Gather, from the listing beneath this task, every line holding the string "text".

(Stored data)
- - -

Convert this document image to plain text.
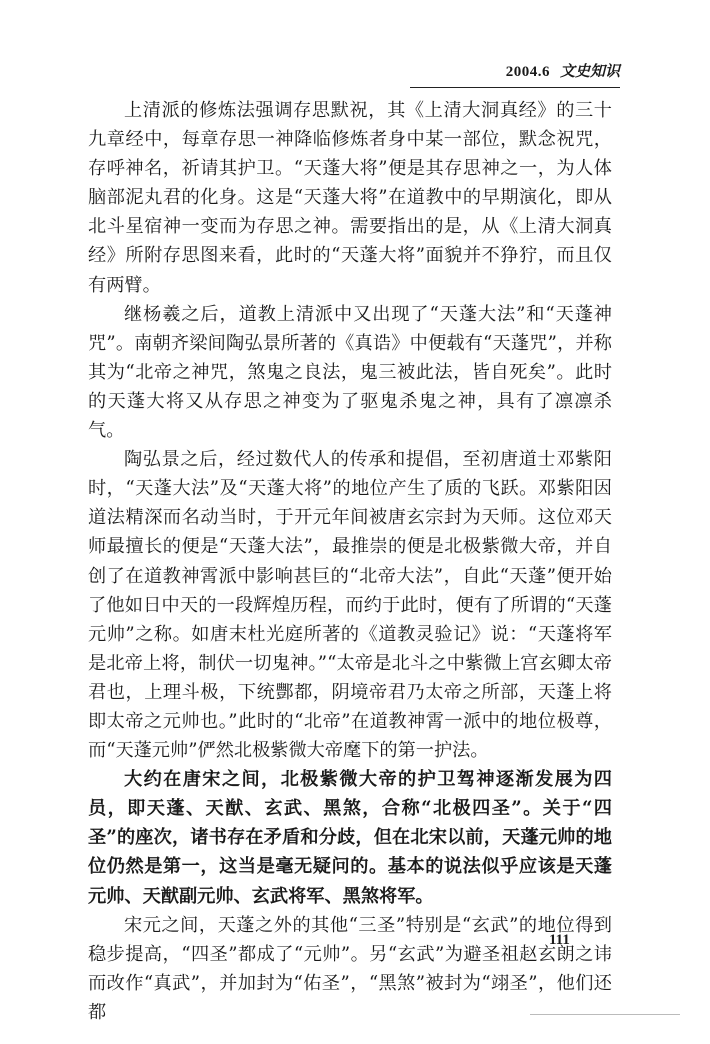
2004.6 文史知识

上清派的修炼法强调存思默祝，其《上清大洞真经》的三十九章经中，每章存思一神降临修炼者身中某一部位，默念祝咒，存呼神名，祈请其护卫。“天蓬大将”便是其存思神之一，为人体脑部泥丸君的化身。这是“天蓬大将”在道教中的早期演化，即从北斗星宿神一变而为存思之神。需要指出的是，从《上清大洞真经》所附存思图来看，此时的“天蓬大将”面貌并不狰狞，而且仅有两臂。

继杨羲之后，道教上清派中又出现了“天蓬大法”和“天蓬神咒”。南朝齐梁间陶弘景所著的《真诰》中便载有“天蓬咒”，并称其为“北帝之神咒，煞鬼之良法，鬼三被此法，皆自死矣”。此时的天蓬大将又从存思之神变为了驱鬼杀鬼之神，具有了凛凛杀气。

陶弘景之后，经过数代人的传承和提倡，至初唐道士邓紫阳时，“天蓬大法”及“天蓬大将”的地位产生了质的飞跃。邓紫阳因道法精深而名动当时，于开元年间被唐玄宗封为天师。这位邓天师最擅长的便是“天蓬大法”，最推崇的便是北极紫微大帝，并自创了在道教神霄派中影响甚巨的“北帝大法”，自此“天蓬”便开始了他如日中天的一段辉煌历程，而约于此时，便有了所谓的“天蓬元帅”之称。如唐末杜光庭所著的《道教灵验记》说：“天蓬将军是北帝上将，制伏一切鬼神。”“太帝是北斗之中紫微上宫玄卿太帝君也，上理斗极，下统酆都，阴境帝君乃太帝之所部，天蓬上将即太帝之元帅也。”此时的“北帝”在道教神霄一派中的地位极尊，而“天蓬元帅”俨然北极紫微大帝麾下的第一护法。

大约在唐宋之间，北极紫微大帝的护卫驾神逐渐发展为四员，即天蓬、天猷、玄武、黑煞，合称“北极四圣”。关于“四圣”的座次，诸书存在矛盾和分歧，但在北宋以前，天蓬元帅的地位仍然是第一，这当是毫无疑问的。基本的说法似乎应该是天蓬元帅、天猷副元帅、玄武将军、黑煞将军。

宋元之间，天蓬之外的其他“三圣”特别是“玄武”的地位得到稳步提高，“四圣”都成了“元帅”。另“玄武”为避圣祖赵玄朗之讳而改作“真武”，并加封为“佑圣”，“黑煞”被封为“翊圣”，他们还都

111
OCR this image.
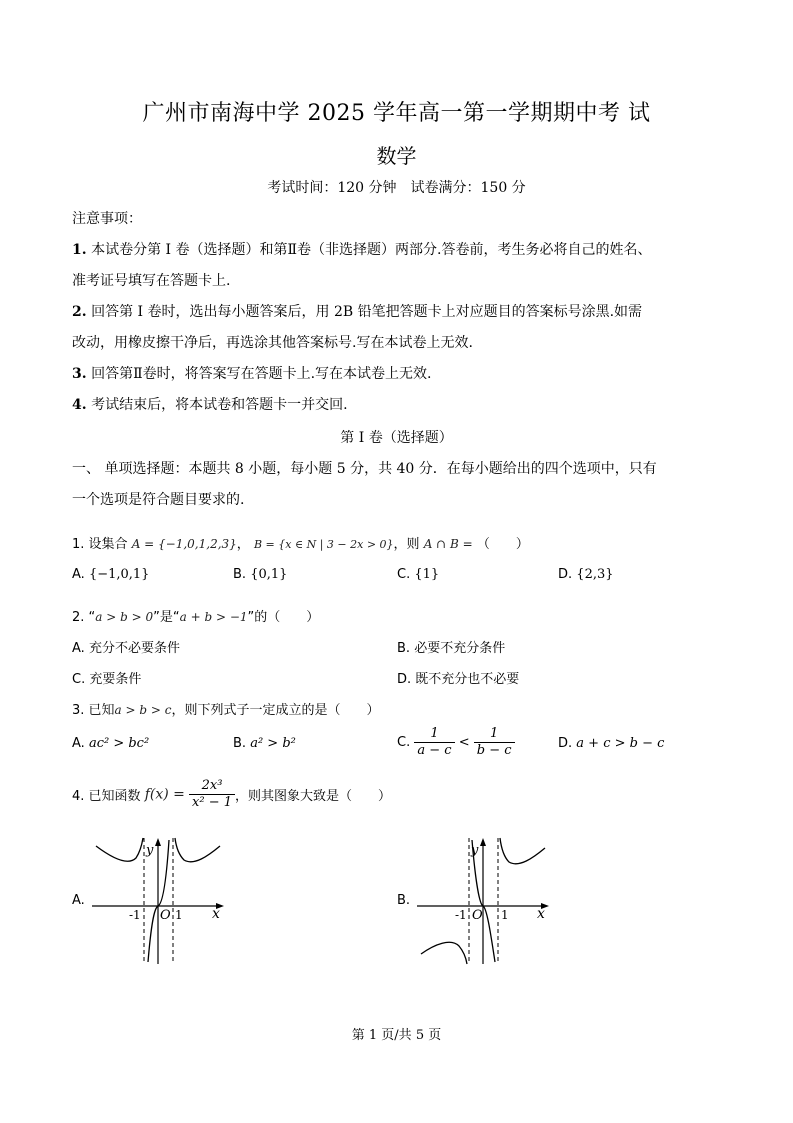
广州市南海中学 2025 学年高一第一学期期中考 试
数学
考试时间：120 分钟　试卷满分：150 分
注意事项：
1. 本试卷分第 I 卷（选择题）和第Ⅱ卷（非选择题）两部分.答卷前，考生务必将自己的姓名、
准考证号填写在答题卡上.
2. 回答第 I 卷时，选出每小题答案后，用 2B 铅笔把答题卡上对应题目的答案标号涂黑.如需
改动，用橡皮擦干净后，再选涂其他答案标号.写在本试卷上无效.
3. 回答第Ⅱ卷时，将答案写在答题卡上.写在本试卷上无效.
4. 考试结束后，将本试卷和答题卡一并交回.
第 I 卷（选择题）
一、 单项选择题：本题共 8 小题，每小题 5 分，共 40 分．在每小题给出的四个选项中，只有
一个选项是符合题目要求的.
1. 设集合 A = {−1,0,1,2,3}， B = {x ∈ N | 3 − 2x > 0}，则 A ∩ B = （　　）
A. {−1,0,1}	B. {0,1}	C. {1}	D. {2,3}
2. “a > b > 0”是“a + b > −1”的（　　）
A. 充分不必要条件	B. 必要不充分条件
C. 充要条件	D. 既不充分也不必要
3. 已知a > b > c，则下列式子一定成立的是（　　）
A. ac² > bc²	B. a² > b²	C. $\frac{1}{a - c} < \frac{1}{b - c}$	D. a + c > b − c
4. 已知函数 $f(x) = \frac{\text{2x³}}{\text{x² − 1}}$ ，则其图象大致是（　　）
A.
y
x
O
-1	1
B.
y
x
O
-1	1
第 1 页/共 5 页
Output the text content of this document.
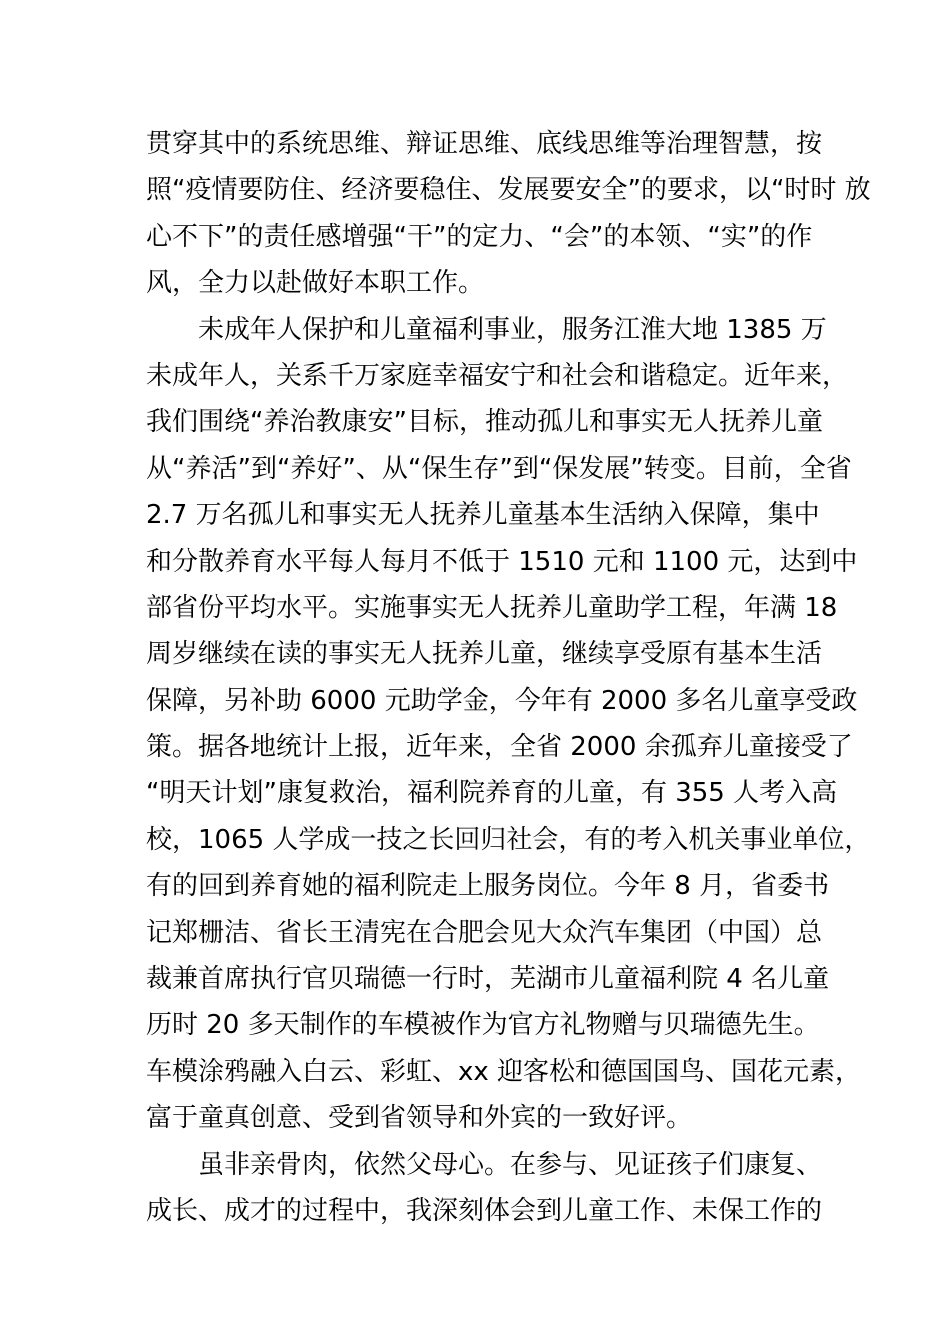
贯穿其中的系统思维、辩证思维、底线思维等治理智慧，按
照“疫情要防住、经济要稳住、发展要安全”的要求，以“时时 放
心不下”的责任感增强“干”的定力、“会”的本领、“实”的作
风，全力以赴做好本职工作。
未成年人保护和儿童福利事业，服务江淮大地 1385 万
未成年人，关系千万家庭幸福安宁和社会和谐稳定。近年来，
我们围绕“养治教康安”目标，推动孤儿和事实无人抚养儿童
从“养活”到“养好”、从“保生存”到“保发展”转变。目前，全省
2.7 万名孤儿和事实无人抚养儿童基本生活纳入保障，集中
和分散养育水平每人每月不低于 1510 元和 1100 元，达到中
部省份平均水平。实施事实无人抚养儿童助学工程，年满 18
周岁继续在读的事实无人抚养儿童，继续享受原有基本生活
保障，另补助 6000 元助学金，今年有 2000 多名儿童享受政
策。据各地统计上报，近年来，全省 2000 余孤弃儿童接受了
“明天计划”康复救治，福利院养育的儿童，有 355 人考入高
校，1065 人学成一技之长回归社会，有的考入机关事业单位，
有的回到养育她的福利院走上服务岗位。今年 8 月，省委书
记郑栅洁、省长王清宪在合肥会见大众汽车集团（中国）总
裁兼首席执行官贝瑞德一行时，芜湖市儿童福利院 4 名儿童
历时 20 多天制作的车模被作为官方礼物赠与贝瑞德先生。
车模涂鸦融入白云、彩虹、xx 迎客松和德国国鸟、国花元素，
富于童真创意、受到省领导和外宾的一致好评。
虽非亲骨肉，依然父母心。在参与、见证孩子们康复、
成长、成才的过程中，我深刻体会到儿童工作、未保工作的
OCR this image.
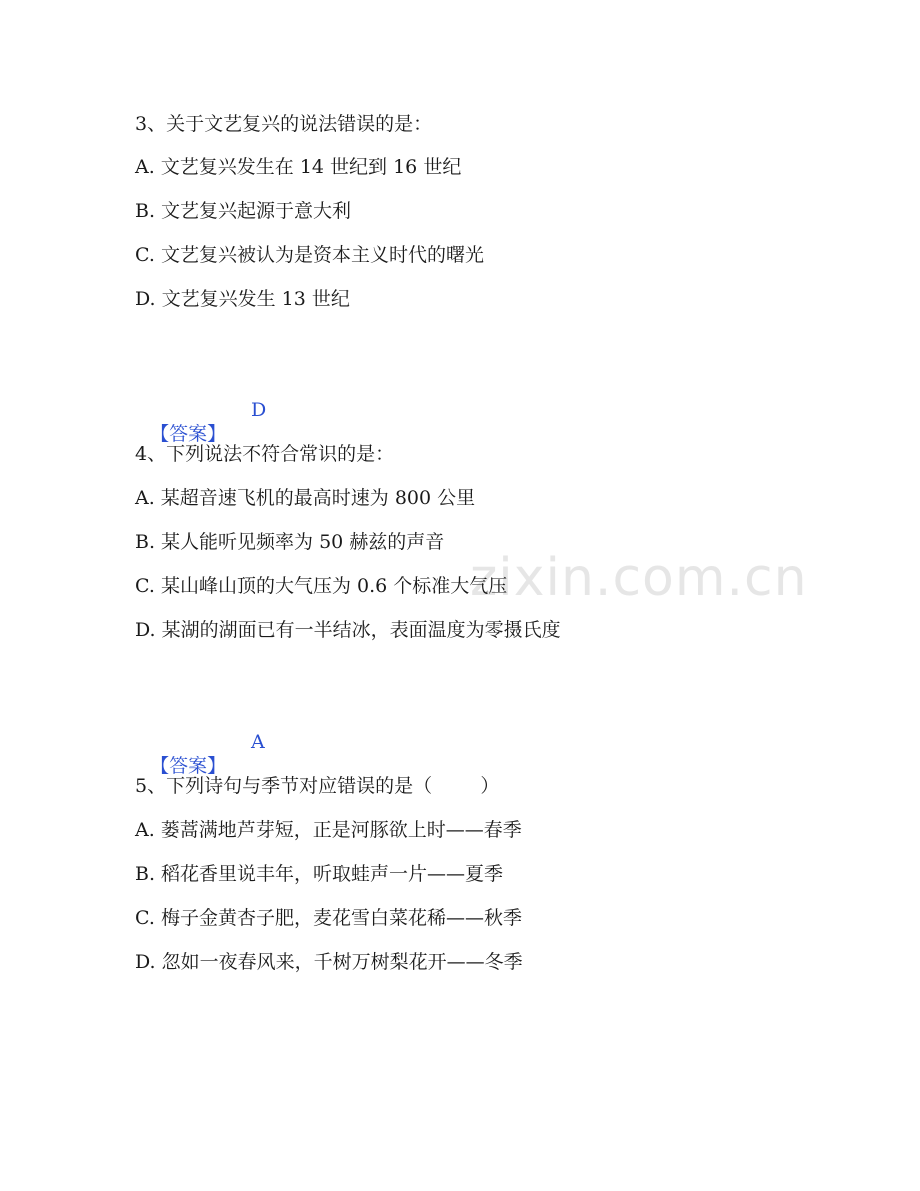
zixin.com.cn
3、关于文艺复兴的说法错误的是：
A. 文艺复兴发生在 14 世纪到 16 世纪
B. 文艺复兴起源于意大利
C. 文艺复兴被认为是资本主义时代的曙光
D. 文艺复兴发生 13 世纪

【答案】
D

4、下列说法不符合常识的是：
A. 某超音速飞机的最高时速为 800 公里
B. 某人能听见频率为 50 赫兹的声音
C. 某山峰山顶的大气压为 0.6 个标准大气压
D. 某湖的湖面已有一半结冰，表面温度为零摄氏度

【答案】
A

5、下列诗句与季节对应错误的是（        ）
A. 蒌蒿满地芦芽短，正是河豚欲上时——春季
B. 稻花香里说丰年，听取蛙声一片——夏季
C. 梅子金黄杏子肥，麦花雪白菜花稀——秋季
D. 忽如一夜春风来，千树万树梨花开——冬季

- - -

Solution to this exercise »
Convert this document image to plain text.
4. 已知函数 $f(x) = \frac{\text{2x³}}{\text{x² − 1}}$ ，则其图象大致是（　　）
Output the text content of this document.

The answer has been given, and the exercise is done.